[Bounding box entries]
# # # # # # #
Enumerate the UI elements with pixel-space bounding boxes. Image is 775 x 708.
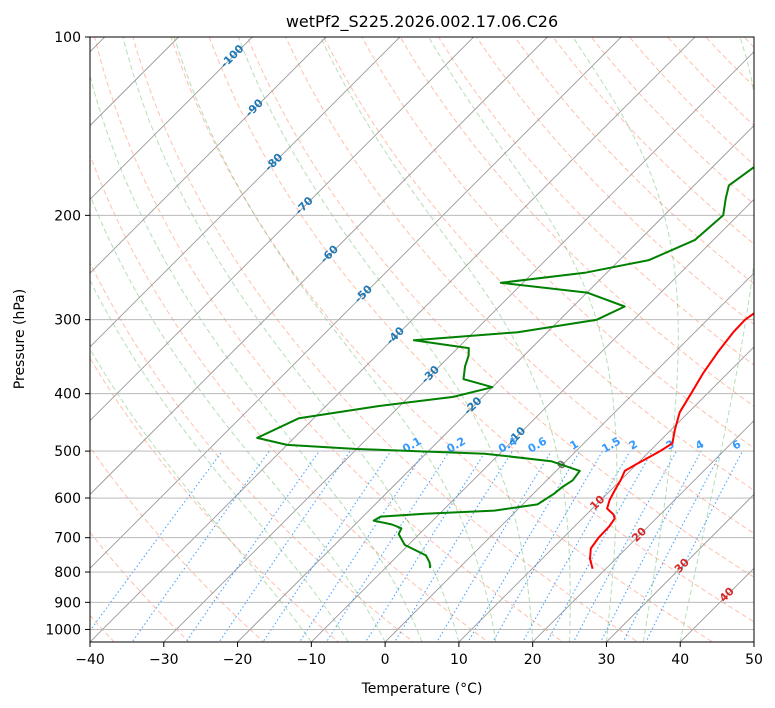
isotherm-line: [458, 346, 754, 642]
isotherm-line: [384, 272, 754, 642]
y-tick-label: 500: [54, 444, 81, 460]
isotherm-line: [90, 37, 622, 569]
dry-adiabat: [399, 37, 754, 407]
isotherm-line: [605, 493, 754, 642]
isotherm-line: [90, 37, 475, 422]
axis-ticks: −40 −30 −20 −10 0 10 20 30 40 50 100 200 300 400 500 60…: [45, 30, 763, 668]
x-tick-label: 30: [598, 652, 616, 668]
moist-adiabat: [572, 37, 679, 642]
x-tick-label: −30: [149, 652, 179, 668]
y-axis-label: Pressure (hPa): [12, 289, 28, 389]
dry-adiabat: [90, 357, 340, 642]
isotherm-line: [90, 37, 696, 642]
y-tick-label: 700: [54, 531, 81, 547]
dry-adiabat: [90, 261, 415, 642]
y-tick-label: 600: [54, 491, 81, 507]
x-tick-label: 10: [450, 652, 468, 668]
plot-frame: [89, 36, 755, 643]
isotherm-line: [90, 37, 549, 496]
chart-title: wetPf2_S225.2026.002.17.06.C26: [286, 12, 558, 32]
x-tick-label: 0: [381, 652, 390, 668]
dry-adiabat: [170, 37, 714, 642]
y-tick-label: 200: [54, 208, 81, 224]
isotherm-line: [90, 37, 401, 348]
x-tick-label: −40: [75, 652, 105, 668]
moist-adiabat: [90, 74, 423, 642]
x-tick-label: 20: [524, 652, 542, 668]
moist-adiabat: [173, 37, 497, 642]
x-tick-label: −20: [223, 652, 253, 668]
isotherm-line: [90, 37, 327, 274]
moist-adiabat: [122, 37, 460, 642]
y-tick-label: 400: [54, 387, 81, 403]
y-tick-label: 900: [54, 595, 81, 611]
dry-adiabat: [90, 531, 190, 642]
isotherm-line: [532, 420, 754, 642]
x-axis-label: Temperature (°C): [361, 681, 483, 697]
moist-adiabat: [90, 279, 349, 642]
y-tick-label: 800: [54, 565, 81, 581]
x-tick-label: 50: [745, 652, 763, 668]
isotherm-line: [90, 37, 253, 200]
dry-adiabat: [94, 37, 564, 642]
isotherm-line: [163, 51, 754, 642]
y-tick-label: 1000: [45, 622, 81, 638]
dry-adiabat: [90, 446, 265, 642]
x-tick-label: −10: [297, 652, 327, 668]
y-tick-label: 100: [54, 30, 81, 46]
moist-adiabat: [679, 37, 754, 642]
profile-lines: [256, 165, 754, 570]
moist-adiabat: [90, 194, 386, 642]
dry-adiabat: [132, 37, 639, 642]
dry-adiabat: [285, 37, 754, 535]
x-tick-label: 40: [671, 652, 689, 668]
isotherm-line: [236, 124, 754, 642]
dry-adiabat: [323, 37, 754, 492]
dry-adiabat: [208, 37, 754, 623]
temperature-profile: [589, 312, 754, 570]
moist-adiabat: [237, 37, 534, 642]
y-tick-label: 300: [54, 313, 81, 329]
dewpoint-profile: [256, 165, 754, 569]
dry-adiabat: [246, 37, 754, 578]
isotherm-line: [310, 198, 754, 642]
dry-adiabat: [437, 37, 754, 366]
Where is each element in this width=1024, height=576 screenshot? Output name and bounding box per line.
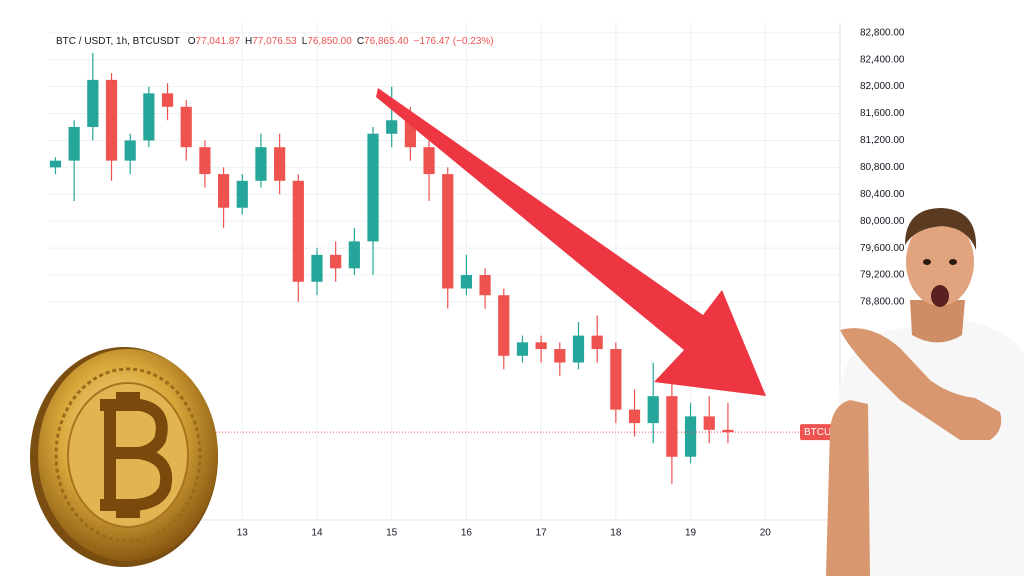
ohlc-value: 76,865.40 [364, 36, 409, 47]
candle-body [722, 429, 734, 433]
candle-body [311, 254, 323, 282]
candle-body [554, 349, 566, 363]
ohlc-value: 77,041.87 [196, 36, 241, 47]
ohlc-value: 77,076.53 [252, 36, 297, 47]
candle-body [684, 416, 697, 457]
y-tick-label: 80,000.00 [860, 216, 905, 227]
candle-body [105, 79, 118, 161]
ohlc-key: C [357, 36, 364, 47]
candle-body [217, 174, 230, 208]
ohlc-key: L [302, 36, 308, 47]
candle-body [610, 349, 622, 410]
candle-body [628, 409, 641, 424]
candle-body [498, 295, 510, 356]
symbol-title: BTC / USDT, 1h, BTCUSDT [56, 36, 180, 47]
y-tick-label: 82,000.00 [860, 81, 905, 92]
candle-body [68, 126, 80, 161]
x-tick-label: 15 [386, 528, 398, 539]
candle-body [386, 120, 398, 134]
last-price-tag-label: BTCUSDT [804, 427, 851, 438]
y-tick-label: 82,800.00 [860, 27, 905, 38]
ohlc-key: H [245, 36, 252, 47]
down-arrow [376, 88, 766, 396]
candle-body [479, 275, 491, 296]
y-tick-label: 82,400.00 [860, 54, 905, 65]
candle-body [274, 147, 286, 181]
axis-labels: 82,800.00 82,400.00 82,000.00 81,600.00 81,2… [237, 27, 905, 538]
y-tick-label: 78,800.00 [860, 297, 905, 308]
candles [48, 52, 840, 484]
x-tick-label: 20 [760, 528, 772, 539]
candle-body [703, 416, 715, 430]
candle-body [423, 147, 435, 175]
candle-body [666, 396, 678, 457]
candle-body [535, 342, 547, 350]
candle-body [49, 160, 62, 168]
candle-body [143, 93, 155, 141]
candle-body [348, 241, 360, 269]
y-tick-label: 81,200.00 [860, 135, 905, 146]
candle-body [367, 133, 379, 242]
y-tick-label: 80,800.00 [860, 162, 905, 173]
y-tick-label: 81,600.00 [860, 108, 905, 119]
candle-body [292, 180, 304, 282]
candle-body [572, 335, 585, 363]
x-tick-label: 19 [685, 528, 697, 539]
ohlc-key: O [188, 36, 196, 47]
bitcoin-coin [30, 347, 218, 567]
candle-body [591, 335, 603, 350]
y-tick-label: 80,400.00 [860, 189, 905, 200]
candle-body [180, 106, 192, 148]
candle-body [124, 140, 136, 161]
candle-body [404, 120, 416, 148]
candle-body [516, 342, 529, 356]
candle-body [647, 396, 659, 424]
x-tick-label: 17 [536, 528, 548, 539]
candle-body [236, 180, 248, 208]
x-tick-label: 18 [610, 528, 622, 539]
y-tick-label: 79,200.00 [860, 270, 905, 281]
chart-header: BTC / USDT, 1h, BTCUSDT O77,041.87 H77,076… [56, 36, 494, 47]
price-change: −176.47 (−0.23%) [414, 36, 494, 47]
candle-body [255, 147, 267, 181]
candle-body [87, 79, 99, 127]
candle-body [330, 254, 342, 269]
x-tick-label: 14 [311, 528, 323, 539]
candle-body [199, 147, 211, 175]
candle-body [460, 275, 473, 289]
candle-body [442, 174, 454, 289]
y-tick-label: 79,600.00 [860, 243, 905, 254]
x-tick-label: 16 [461, 528, 473, 539]
candle-body [161, 93, 174, 107]
x-tick-label: 13 [237, 528, 249, 539]
person [826, 208, 1024, 576]
ohlc-value: 76,850.00 [307, 36, 352, 47]
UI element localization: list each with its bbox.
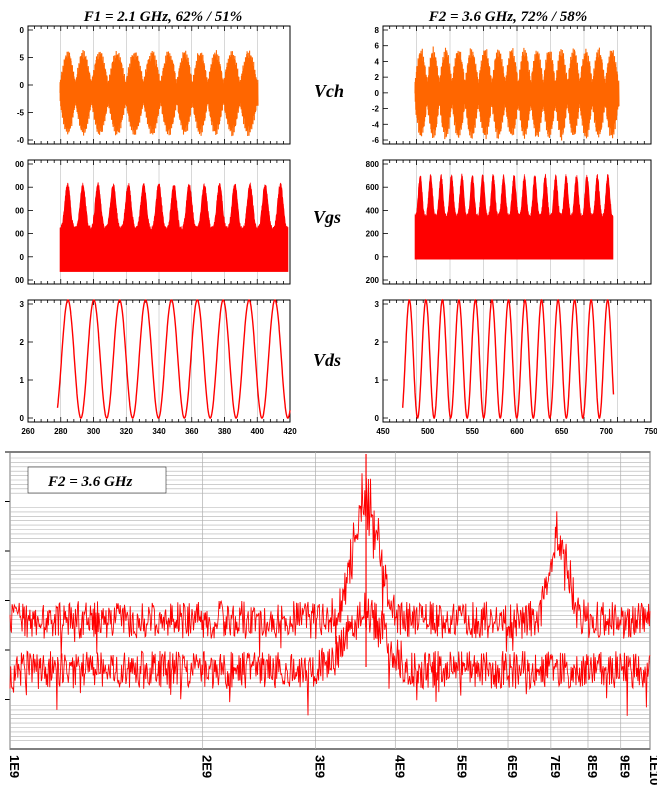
# # # # # # #
Locate each line in the records above that contains the string "profile" and copy those lines out in full.

■ **Exercise response**:
profile-lines: [256, 165, 754, 570]
temperature-profile: [589, 312, 754, 570]
dewpoint-profile: [256, 165, 754, 569]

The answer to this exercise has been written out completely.